(Stored items)
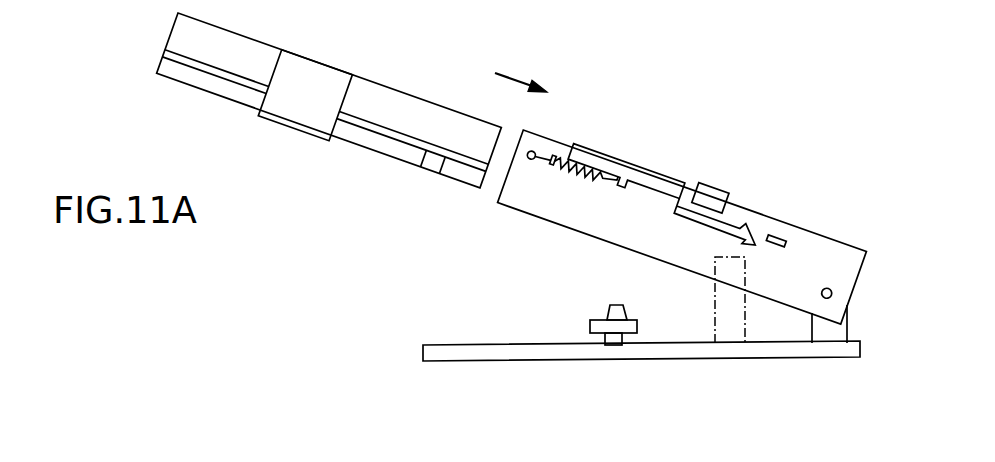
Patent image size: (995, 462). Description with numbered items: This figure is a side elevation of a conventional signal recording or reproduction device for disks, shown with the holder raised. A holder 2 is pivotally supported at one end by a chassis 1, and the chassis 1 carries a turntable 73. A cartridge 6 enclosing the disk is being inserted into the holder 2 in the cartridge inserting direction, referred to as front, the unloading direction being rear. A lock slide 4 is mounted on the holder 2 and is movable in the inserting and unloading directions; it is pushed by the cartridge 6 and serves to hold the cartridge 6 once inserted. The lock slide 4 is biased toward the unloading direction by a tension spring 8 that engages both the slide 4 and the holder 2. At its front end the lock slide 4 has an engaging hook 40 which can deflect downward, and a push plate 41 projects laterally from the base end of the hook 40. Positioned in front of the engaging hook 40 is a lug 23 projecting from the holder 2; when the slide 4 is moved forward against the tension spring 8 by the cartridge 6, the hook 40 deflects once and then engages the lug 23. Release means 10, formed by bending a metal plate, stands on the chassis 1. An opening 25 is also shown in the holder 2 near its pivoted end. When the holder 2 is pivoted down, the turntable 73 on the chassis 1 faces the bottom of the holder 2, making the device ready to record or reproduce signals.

The chassis 1 is at (482, 345).
The holder 2 is at (822, 252).
The lock slide 4 is at (668, 172).
The cartridge 6 is at (398, 98).
The tension spring 8 is at (556, 156).
The release means 10 is at (712, 312).
The lug 23 is at (782, 237).
The hole 25 is at (832, 292).
The engaging hook 40 is at (750, 207).
The push plate 41 is at (702, 212).
The turntable 73 is at (605, 310).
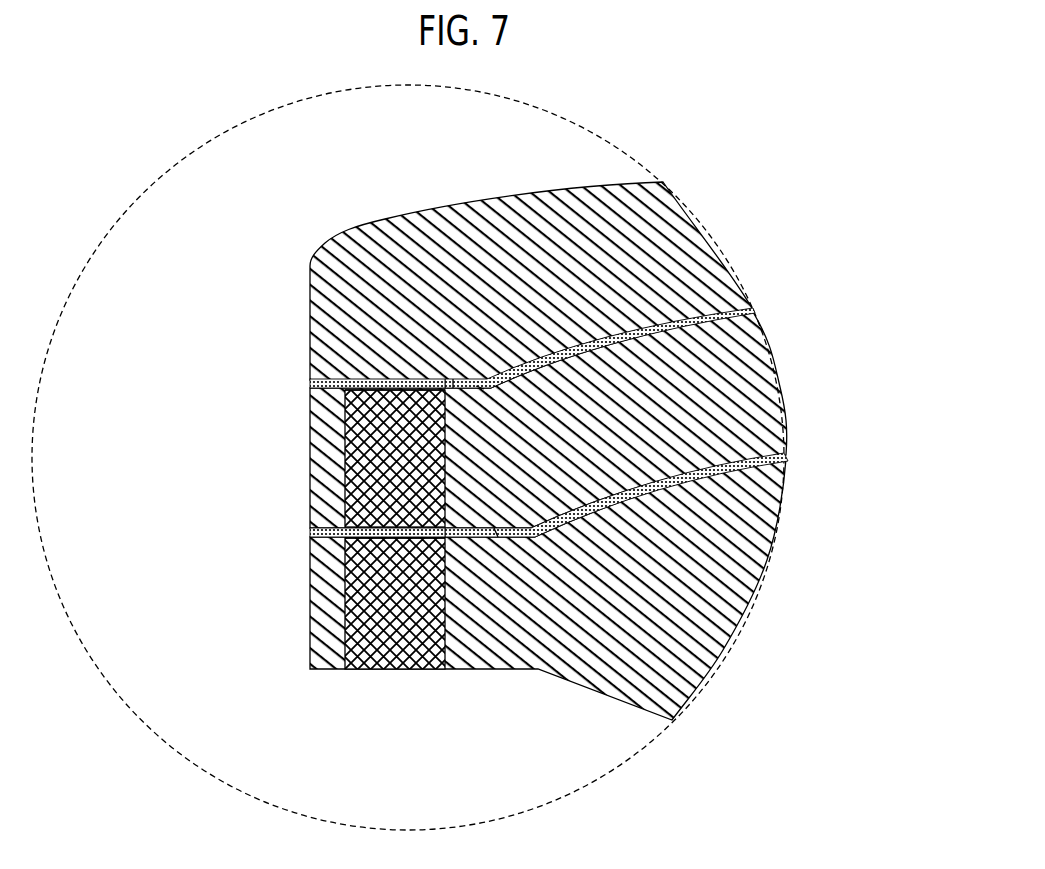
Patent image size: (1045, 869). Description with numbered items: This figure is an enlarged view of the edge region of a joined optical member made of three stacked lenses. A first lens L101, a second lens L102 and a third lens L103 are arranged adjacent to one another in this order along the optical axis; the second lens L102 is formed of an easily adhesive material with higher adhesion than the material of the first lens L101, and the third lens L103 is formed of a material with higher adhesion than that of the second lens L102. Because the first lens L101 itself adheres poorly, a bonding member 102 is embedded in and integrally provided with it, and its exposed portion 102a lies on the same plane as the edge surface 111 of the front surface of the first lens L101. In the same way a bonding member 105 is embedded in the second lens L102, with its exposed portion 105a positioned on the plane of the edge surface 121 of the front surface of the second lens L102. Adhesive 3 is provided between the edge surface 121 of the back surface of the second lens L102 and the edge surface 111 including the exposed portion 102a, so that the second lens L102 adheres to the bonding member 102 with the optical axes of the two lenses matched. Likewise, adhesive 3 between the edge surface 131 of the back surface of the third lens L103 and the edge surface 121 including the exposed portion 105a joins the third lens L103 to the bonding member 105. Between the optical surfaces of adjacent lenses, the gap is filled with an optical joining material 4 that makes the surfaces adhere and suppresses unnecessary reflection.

The first lens L101 is at (773, 553).
The second lens L102 is at (778, 387).
The third lens L103 is at (708, 224).
The optical joining material 4 is at (753, 312).
The adhesive 3 is at (310, 385).
The bonding member 105 is at (345, 438).
The exposed portion 105a is at (388, 380).
The bonding member 102 is at (345, 606).
The exposed portion 102a is at (345, 514).
The edge surface 121 is at (530, 728).
The edge surface 111 is at (496, 530).
The edge surface 131 is at (479, 388).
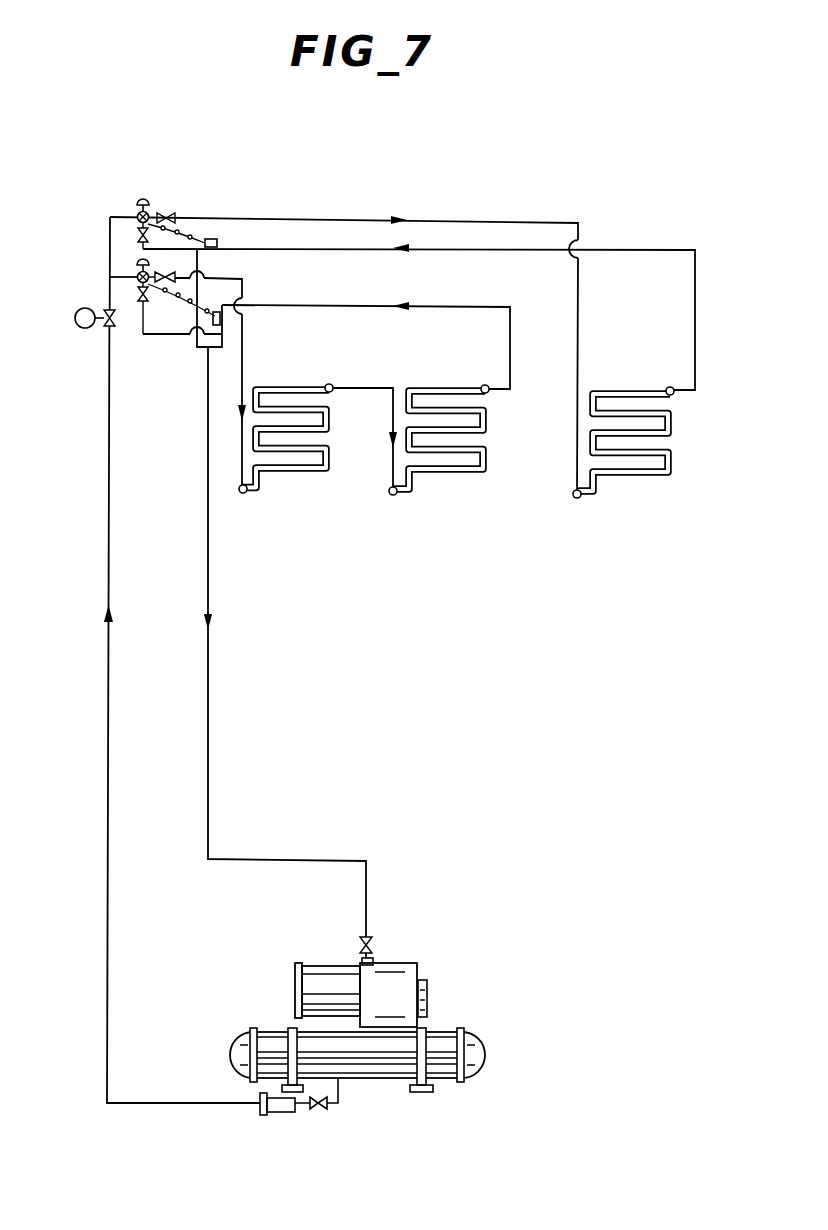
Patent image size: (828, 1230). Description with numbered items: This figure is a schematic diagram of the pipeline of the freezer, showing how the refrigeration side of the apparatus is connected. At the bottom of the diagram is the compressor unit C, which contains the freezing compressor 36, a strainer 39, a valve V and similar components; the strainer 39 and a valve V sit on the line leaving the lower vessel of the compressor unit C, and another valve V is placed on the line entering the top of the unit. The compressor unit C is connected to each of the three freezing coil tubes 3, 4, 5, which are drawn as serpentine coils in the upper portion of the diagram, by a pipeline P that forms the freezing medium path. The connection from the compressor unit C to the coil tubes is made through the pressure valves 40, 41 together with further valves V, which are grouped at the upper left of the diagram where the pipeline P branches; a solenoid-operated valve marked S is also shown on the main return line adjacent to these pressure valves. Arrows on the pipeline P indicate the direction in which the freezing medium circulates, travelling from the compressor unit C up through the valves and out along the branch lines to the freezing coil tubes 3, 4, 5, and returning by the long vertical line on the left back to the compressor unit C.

The freezing coil tube 3 is at (453, 489).
The freezing coil tube 4 is at (303, 488).
The freezing coil tube 5 is at (635, 490).
The freezing compressor 36 is at (388, 1069).
The strainer 39 is at (280, 1113).
The pressure valve 40 is at (143, 201).
The pressure valve 41 is at (140, 262).
The valve V is at (138, 240).
The freezing medium path P is at (245, 340).
The solenoid S is at (89, 318).
The compressor unit C is at (268, 975).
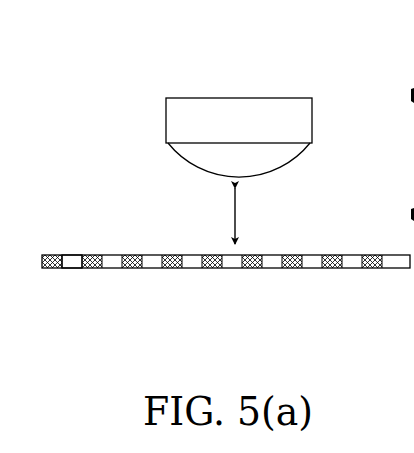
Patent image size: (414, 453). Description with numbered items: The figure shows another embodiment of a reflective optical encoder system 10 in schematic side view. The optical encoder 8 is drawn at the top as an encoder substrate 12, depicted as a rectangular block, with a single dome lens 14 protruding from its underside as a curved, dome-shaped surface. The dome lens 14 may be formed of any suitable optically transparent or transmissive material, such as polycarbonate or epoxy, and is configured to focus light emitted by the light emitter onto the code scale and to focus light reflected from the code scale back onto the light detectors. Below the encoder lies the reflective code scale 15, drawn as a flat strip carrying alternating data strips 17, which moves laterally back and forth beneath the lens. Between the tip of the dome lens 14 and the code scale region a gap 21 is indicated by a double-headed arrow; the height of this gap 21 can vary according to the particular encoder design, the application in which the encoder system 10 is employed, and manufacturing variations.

The reflective optical encoder system 10 is at (92, 80).
The optical encoder 8 is at (146, 122).
The encoder substrate 12 is at (300, 111).
The dome lens 14 is at (280, 157).
The gap 21 is at (237, 214).
The reflective code scale 15 is at (153, 274).
The data strips 17 is at (75, 255).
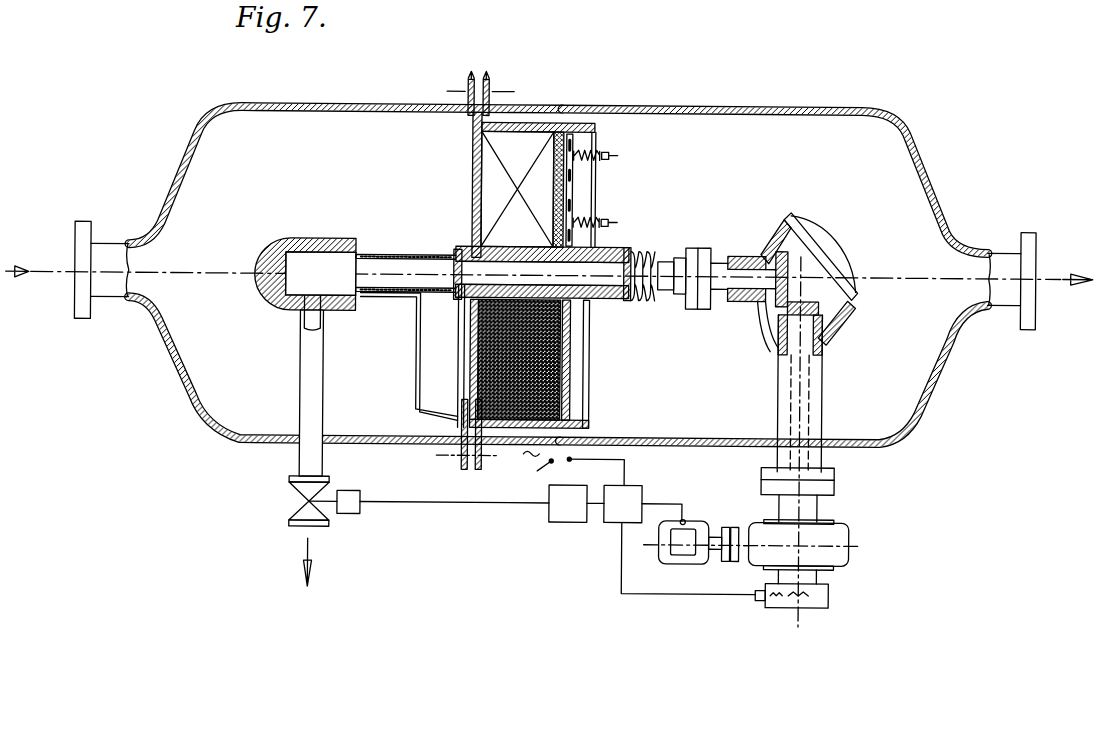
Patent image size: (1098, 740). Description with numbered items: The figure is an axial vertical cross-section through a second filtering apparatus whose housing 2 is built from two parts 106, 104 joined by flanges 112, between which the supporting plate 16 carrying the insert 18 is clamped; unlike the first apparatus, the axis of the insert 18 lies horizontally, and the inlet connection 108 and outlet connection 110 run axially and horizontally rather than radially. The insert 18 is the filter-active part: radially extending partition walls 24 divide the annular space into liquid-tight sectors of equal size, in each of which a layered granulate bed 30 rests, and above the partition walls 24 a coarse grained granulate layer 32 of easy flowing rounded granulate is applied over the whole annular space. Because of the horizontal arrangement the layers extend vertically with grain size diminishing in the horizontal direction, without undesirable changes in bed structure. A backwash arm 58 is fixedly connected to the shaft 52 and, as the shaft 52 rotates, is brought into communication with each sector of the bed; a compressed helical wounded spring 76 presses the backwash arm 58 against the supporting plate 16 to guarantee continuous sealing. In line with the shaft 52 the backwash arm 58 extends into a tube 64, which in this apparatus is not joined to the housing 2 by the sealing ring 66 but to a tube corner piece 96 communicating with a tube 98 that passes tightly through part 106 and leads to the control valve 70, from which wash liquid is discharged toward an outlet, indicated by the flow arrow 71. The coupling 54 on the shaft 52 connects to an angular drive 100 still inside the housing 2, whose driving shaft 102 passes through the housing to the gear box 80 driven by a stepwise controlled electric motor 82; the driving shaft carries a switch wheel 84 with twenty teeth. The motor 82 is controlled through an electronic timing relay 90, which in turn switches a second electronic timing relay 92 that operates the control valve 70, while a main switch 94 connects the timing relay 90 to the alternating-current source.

The housing 2 is at (549, 247).
The supporting plate 16 is at (470, 120).
The insert 18 is at (600, 371).
The partition walls 24 is at (528, 124).
The granulate bed 30 is at (533, 398).
The coarse grained granulate layer 32 is at (556, 410).
The shaft 52 is at (609, 289).
The coupling 54 is at (700, 246).
The backwash arm 58 is at (445, 352).
The tube 64 is at (382, 293).
The sealing ring 66 is at (353, 254).
The control valve 70 is at (300, 489).
The discharge flow arrow 71 is at (320, 562).
The helical wounded spring 76 is at (600, 170).
The gear box 80 is at (840, 532).
The stepwise controlled electric motor 82 is at (702, 520).
The switch wheel 84 is at (818, 611).
The electronic timing relay 90 is at (632, 490).
The second electronic timing relay 92 is at (574, 490).
The main switch 94 is at (556, 468).
The tube corner piece 96 is at (300, 240).
The tube 98 is at (313, 393).
The angular drive 100 is at (837, 319).
The driving shaft 102 is at (823, 388).
The housing part 104 is at (841, 104).
The housing part 106 is at (220, 106).
The inlet connection 108 is at (111, 296).
The outlet connection 110 is at (1004, 305).
The flanges 112 is at (481, 80).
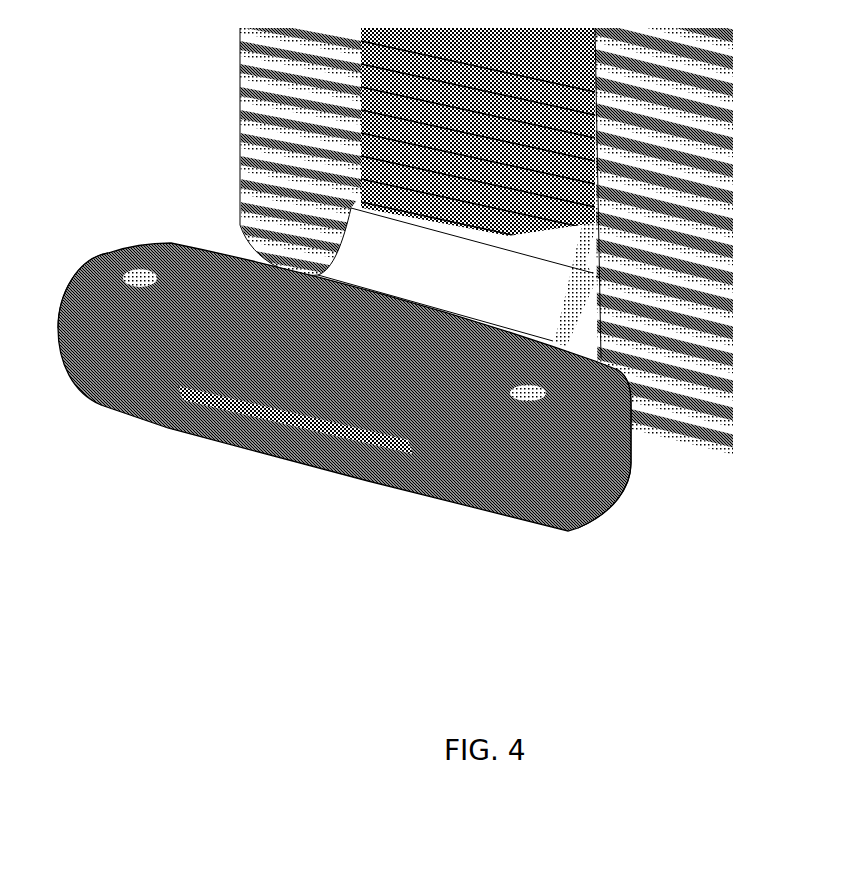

▶ [EXERCISE AIM]:
Repeat the rows word for word, from the line with "Patent image size: (828, 1230)." up to and including the line with "The solenoid S is at (89, 318).".

▶ [ANSWER TO THIS TASK]:
Patent image size: (828, 1230). Description with numbered items: This figure is a schematic diagram of the pipeline of the freezer, showing how the refrigeration side of the apparatus is connected. At the bottom of the diagram is the compressor unit C, which contains the freezing compressor 36, a strainer 39, a valve V and similar components; the strainer 39 and a valve V sit on the line leaving the lower vessel of the compressor unit C, and another valve V is placed on the line entering the top of the unit. The compressor unit C is connected to each of the three freezing coil tubes 3, 4, 5, which are drawn as serpentine coils in the upper portion of the diagram, by a pipeline P that forms the freezing medium path. The connection from the compressor unit C to the coil tubes is made through the pressure valves 40, 41 together with further valves V, which are grouped at the upper left of the diagram where the pipeline P branches; a solenoid-operated valve marked S is also shown on the main return line adjacent to these pressure valves. Arrows on the pipeline P indicate the direction in which the freezing medium circulates, travelling from the compressor unit C up through the valves and out along the branch lines to the freezing coil tubes 3, 4, 5, and returning by the long vertical line on the left back to the compressor unit C.

The freezing coil tube 3 is at (453, 489).
The freezing coil tube 4 is at (303, 488).
The freezing coil tube 5 is at (635, 490).
The freezing compressor 36 is at (388, 1069).
The strainer 39 is at (280, 1113).
The pressure valve 40 is at (143, 201).
The pressure valve 41 is at (140, 262).
The valve V is at (138, 240).
The freezing medium path P is at (245, 340).
The solenoid S is at (89, 318).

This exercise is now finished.